■ **Your instructions**:
Note each line where "počala" appears, and copy it.

■ **Dataset extract**:
------------------------

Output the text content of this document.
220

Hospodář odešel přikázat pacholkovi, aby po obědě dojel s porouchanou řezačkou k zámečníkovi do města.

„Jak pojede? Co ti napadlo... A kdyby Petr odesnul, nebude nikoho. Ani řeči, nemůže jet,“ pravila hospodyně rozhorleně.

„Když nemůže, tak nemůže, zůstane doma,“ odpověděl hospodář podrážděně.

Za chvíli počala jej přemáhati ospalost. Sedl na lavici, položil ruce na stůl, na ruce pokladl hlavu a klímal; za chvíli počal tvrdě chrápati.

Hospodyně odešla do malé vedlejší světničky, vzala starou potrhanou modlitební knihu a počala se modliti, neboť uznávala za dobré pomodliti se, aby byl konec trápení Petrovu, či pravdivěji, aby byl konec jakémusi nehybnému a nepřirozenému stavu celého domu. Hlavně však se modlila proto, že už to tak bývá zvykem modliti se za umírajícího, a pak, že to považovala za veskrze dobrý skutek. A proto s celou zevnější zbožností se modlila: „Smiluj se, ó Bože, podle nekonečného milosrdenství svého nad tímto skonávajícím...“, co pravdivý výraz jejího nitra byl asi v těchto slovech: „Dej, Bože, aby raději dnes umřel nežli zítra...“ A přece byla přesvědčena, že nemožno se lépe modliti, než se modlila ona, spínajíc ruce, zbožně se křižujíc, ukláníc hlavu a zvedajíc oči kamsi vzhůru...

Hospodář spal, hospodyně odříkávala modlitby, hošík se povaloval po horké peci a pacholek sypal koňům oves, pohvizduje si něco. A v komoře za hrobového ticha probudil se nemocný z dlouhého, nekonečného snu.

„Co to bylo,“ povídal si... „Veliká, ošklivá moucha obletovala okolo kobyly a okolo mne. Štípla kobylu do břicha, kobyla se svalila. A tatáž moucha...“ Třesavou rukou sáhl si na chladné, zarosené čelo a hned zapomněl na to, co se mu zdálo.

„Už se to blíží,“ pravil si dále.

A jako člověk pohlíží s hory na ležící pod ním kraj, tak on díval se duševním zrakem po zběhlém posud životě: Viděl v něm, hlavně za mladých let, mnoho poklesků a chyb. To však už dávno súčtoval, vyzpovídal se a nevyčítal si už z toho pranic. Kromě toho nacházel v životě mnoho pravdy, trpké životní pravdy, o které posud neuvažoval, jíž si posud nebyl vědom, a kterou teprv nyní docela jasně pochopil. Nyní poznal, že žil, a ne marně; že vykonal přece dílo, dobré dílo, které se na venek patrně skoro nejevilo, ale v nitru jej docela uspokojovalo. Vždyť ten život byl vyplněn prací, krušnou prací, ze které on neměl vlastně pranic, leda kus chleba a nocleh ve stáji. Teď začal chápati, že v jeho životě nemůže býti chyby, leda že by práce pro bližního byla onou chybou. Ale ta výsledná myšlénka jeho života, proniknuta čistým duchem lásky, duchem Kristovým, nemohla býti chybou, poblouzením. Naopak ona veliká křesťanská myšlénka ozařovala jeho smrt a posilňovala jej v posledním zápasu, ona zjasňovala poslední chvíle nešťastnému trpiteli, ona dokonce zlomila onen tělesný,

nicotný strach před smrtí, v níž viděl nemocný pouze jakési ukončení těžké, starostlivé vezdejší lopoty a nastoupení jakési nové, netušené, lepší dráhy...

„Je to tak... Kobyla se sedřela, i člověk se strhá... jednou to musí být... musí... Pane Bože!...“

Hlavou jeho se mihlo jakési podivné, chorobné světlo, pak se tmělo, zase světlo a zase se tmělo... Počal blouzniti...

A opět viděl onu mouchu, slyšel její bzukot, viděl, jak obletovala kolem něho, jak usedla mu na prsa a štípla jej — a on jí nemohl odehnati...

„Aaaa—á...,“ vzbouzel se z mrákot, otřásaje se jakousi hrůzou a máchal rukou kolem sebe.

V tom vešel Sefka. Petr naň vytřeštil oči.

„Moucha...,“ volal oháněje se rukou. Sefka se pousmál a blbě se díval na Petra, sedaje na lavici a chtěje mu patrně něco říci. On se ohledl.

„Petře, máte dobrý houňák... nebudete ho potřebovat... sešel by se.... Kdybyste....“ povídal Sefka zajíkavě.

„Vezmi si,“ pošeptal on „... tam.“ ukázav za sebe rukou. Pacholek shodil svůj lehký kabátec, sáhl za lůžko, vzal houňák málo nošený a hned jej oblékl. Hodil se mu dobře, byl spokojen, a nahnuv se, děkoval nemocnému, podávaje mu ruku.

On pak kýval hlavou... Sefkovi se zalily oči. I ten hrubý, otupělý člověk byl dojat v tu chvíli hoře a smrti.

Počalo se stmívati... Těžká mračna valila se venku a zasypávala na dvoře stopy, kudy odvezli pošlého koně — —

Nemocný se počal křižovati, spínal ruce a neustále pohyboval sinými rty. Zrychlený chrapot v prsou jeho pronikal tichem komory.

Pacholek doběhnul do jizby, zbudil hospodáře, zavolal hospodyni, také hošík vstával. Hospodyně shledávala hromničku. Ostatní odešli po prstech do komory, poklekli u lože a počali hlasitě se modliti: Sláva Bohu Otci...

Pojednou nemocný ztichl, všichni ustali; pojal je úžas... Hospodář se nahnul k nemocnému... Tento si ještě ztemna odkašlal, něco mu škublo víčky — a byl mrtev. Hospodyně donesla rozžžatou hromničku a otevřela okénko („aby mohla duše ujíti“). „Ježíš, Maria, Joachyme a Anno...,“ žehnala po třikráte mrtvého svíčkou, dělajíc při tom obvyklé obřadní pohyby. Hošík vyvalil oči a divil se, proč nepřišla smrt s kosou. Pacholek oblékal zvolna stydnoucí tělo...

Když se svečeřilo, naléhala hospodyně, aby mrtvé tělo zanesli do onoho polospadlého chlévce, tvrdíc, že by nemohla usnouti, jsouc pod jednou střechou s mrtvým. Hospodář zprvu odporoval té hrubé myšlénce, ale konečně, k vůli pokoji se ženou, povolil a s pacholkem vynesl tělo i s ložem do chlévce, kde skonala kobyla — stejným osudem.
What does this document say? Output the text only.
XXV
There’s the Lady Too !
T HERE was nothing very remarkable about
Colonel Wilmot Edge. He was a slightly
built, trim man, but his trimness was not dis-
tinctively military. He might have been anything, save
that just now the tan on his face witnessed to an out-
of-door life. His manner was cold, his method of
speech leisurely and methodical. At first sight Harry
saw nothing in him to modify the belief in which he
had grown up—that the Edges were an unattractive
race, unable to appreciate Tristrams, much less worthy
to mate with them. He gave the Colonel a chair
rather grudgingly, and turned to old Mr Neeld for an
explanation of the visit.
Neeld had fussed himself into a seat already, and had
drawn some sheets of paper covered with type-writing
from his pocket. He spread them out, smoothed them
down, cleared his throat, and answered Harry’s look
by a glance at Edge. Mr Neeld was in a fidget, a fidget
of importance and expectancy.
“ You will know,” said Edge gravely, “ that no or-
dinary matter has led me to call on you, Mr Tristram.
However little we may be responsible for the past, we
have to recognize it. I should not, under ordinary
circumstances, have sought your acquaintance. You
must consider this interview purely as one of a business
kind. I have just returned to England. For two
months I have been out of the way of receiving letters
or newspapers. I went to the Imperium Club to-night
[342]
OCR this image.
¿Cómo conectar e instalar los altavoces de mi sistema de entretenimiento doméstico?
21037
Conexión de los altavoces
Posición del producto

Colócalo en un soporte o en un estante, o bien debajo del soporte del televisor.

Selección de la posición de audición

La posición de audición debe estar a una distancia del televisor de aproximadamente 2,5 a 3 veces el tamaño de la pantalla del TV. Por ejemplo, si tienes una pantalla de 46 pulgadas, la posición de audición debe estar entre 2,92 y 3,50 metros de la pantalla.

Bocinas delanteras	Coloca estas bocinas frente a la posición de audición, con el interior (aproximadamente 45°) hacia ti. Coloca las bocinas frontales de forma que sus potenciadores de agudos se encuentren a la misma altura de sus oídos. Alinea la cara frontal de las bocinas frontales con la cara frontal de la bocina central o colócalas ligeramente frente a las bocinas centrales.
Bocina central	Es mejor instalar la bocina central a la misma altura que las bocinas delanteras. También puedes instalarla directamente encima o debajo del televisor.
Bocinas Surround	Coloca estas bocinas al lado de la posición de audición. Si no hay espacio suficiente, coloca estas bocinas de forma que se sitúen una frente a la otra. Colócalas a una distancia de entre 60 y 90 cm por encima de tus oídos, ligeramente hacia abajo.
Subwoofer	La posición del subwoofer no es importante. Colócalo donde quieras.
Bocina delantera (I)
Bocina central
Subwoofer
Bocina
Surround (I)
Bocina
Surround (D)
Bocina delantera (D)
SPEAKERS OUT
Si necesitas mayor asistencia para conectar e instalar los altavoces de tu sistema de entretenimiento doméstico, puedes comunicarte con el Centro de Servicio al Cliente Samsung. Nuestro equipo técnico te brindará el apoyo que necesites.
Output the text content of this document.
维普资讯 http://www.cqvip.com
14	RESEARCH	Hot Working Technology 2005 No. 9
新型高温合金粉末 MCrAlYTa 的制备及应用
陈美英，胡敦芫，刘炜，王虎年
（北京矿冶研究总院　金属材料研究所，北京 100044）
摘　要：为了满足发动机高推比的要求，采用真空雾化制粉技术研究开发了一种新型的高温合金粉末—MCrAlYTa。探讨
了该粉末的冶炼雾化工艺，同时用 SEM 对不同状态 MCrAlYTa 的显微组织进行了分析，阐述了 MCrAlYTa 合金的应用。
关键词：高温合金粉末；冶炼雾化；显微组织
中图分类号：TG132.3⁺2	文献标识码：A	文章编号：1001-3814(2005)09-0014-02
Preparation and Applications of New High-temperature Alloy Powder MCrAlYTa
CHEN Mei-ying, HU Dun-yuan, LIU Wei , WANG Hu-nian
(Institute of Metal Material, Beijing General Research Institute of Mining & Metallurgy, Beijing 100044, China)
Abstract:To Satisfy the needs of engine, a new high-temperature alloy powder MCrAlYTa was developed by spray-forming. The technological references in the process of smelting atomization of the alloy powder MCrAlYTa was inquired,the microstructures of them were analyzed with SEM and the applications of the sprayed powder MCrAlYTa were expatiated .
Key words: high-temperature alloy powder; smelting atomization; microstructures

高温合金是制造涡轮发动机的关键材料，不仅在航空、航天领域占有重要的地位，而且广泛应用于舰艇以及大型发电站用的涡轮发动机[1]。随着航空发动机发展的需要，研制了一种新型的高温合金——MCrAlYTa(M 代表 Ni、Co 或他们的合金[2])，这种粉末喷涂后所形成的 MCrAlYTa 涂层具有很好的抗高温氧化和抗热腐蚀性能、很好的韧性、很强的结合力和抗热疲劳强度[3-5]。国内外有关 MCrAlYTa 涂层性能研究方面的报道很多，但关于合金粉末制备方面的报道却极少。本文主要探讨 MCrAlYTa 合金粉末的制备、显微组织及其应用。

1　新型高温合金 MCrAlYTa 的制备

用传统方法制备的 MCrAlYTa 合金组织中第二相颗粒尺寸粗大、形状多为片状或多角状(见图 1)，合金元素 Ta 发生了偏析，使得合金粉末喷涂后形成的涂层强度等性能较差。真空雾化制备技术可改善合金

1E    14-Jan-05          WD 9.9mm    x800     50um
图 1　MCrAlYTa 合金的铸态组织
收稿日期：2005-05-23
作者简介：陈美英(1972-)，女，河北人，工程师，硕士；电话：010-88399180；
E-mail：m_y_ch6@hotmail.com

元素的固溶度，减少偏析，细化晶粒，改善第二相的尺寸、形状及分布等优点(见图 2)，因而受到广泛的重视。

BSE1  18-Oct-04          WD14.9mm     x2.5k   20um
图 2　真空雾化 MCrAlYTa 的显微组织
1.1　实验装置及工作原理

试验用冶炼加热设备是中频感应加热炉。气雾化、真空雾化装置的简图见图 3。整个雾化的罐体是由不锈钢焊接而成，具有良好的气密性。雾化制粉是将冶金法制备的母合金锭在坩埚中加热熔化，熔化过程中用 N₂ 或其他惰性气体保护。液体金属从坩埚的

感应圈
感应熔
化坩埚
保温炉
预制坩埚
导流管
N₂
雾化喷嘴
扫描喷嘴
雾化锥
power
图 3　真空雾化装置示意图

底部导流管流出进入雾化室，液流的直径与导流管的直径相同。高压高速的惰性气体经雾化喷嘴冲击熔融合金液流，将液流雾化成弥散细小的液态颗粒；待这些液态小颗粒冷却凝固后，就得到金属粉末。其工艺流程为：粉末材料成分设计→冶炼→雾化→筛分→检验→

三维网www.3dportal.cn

------------------------

■ **Reply to the exercise**:
Za chvíli počala jej přemáhati ospalost. Sedl na lavici, položil ruce na stůl, na ruce pokladl hlavu a klímal; za chvíli počal tvrdě chrápati.
Hospodyně odešla do malé vedlejší světničky, vzala starou potrhanou modlitební knihu a počala se modliti, neboť uznávala za dobré pomodliti se, aby byl konec trápení Petrovu, či pravdivěji, aby byl konec jakémusi nehybnému a nepřirozenému stavu celého domu. Hlavně však se modlila proto, že už to tak bývá zvykem modliti se za umírajícího, a pak, že to považovala za veskrze dobrý skutek. A proto s celou zevnější zbožností se modlila: „Smiluj se, ó Bože, podle nekonečného milosrdenství svého nad tímto skonávajícím...“, co pravdivý výraz jejího nitra byl asi v těchto slovech: „Dej, Bože, aby raději dnes umřel nežli zítra...“ A přece byla přesvědčena, že nemožno se lépe modliti, než se modlila ona, spínajíc ruce, zbožně se křižujíc, ukláníc hlavu a zvedajíc oči kamsi vzhůru...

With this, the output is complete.